List each line of the data that holds the string "icon".
========
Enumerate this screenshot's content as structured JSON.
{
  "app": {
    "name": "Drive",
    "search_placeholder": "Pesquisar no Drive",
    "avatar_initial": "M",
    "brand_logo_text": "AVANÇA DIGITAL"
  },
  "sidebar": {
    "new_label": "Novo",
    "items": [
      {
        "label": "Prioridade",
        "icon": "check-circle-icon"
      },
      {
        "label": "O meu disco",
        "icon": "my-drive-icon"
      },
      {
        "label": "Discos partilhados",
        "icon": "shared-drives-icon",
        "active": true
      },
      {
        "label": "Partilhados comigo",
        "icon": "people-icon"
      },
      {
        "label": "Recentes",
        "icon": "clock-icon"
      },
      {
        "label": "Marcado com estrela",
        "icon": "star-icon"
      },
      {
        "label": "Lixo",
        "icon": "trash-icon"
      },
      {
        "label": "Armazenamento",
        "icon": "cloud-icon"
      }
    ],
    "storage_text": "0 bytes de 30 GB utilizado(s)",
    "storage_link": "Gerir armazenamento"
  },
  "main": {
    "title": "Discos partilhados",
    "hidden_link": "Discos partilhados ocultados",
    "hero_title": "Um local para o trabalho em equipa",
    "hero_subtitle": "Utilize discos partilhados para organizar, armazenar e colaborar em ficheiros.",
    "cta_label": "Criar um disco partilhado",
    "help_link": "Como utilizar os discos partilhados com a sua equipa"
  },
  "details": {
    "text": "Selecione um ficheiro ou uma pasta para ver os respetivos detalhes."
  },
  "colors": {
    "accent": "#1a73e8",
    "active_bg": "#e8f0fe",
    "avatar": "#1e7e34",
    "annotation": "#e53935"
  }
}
========
COMPLETE OUTPUT –
        "icon": "check-circle-icon"
        "icon": "my-drive-icon"
        "icon": "shared-drives-icon",
        "icon": "people-icon"
        "icon": "clock-icon"
        "icon": "star-icon"
        "icon": "trash-icon"
        "icon": "cloud-icon"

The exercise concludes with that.